> To be done: In the entries that follow, find the word "Qualitätszertifikat" and report each line it is on.

Source data

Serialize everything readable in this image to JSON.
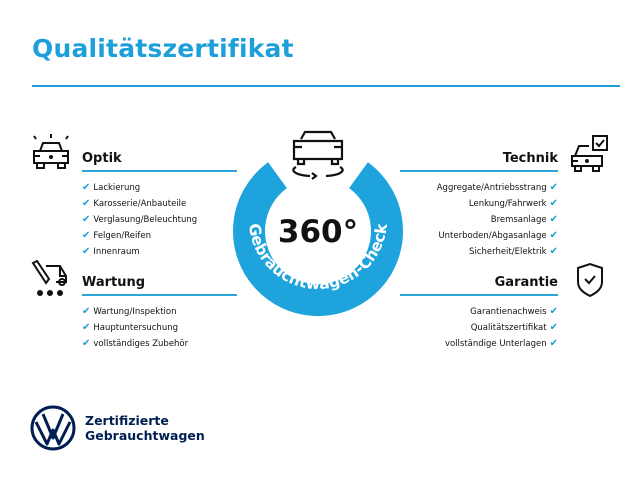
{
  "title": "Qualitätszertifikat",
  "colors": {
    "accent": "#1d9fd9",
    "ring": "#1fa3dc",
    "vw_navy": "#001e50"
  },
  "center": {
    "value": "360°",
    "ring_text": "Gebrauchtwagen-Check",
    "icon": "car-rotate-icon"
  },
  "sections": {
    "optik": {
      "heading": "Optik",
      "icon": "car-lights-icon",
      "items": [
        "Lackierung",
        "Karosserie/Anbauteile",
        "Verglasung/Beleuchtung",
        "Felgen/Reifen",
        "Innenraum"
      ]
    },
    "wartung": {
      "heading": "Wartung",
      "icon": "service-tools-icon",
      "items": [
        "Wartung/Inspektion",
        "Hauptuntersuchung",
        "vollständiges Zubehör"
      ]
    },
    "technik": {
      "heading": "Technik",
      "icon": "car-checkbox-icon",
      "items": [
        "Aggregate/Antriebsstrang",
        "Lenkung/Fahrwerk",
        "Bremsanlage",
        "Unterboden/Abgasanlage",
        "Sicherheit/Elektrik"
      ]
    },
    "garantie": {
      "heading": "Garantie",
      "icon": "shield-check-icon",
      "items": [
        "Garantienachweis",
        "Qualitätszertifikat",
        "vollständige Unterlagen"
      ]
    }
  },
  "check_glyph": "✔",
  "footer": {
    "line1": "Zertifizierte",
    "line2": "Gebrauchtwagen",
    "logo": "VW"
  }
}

> Task solution:
  "title": "Qualitätszertifikat",
        "Qualitätszertifikat",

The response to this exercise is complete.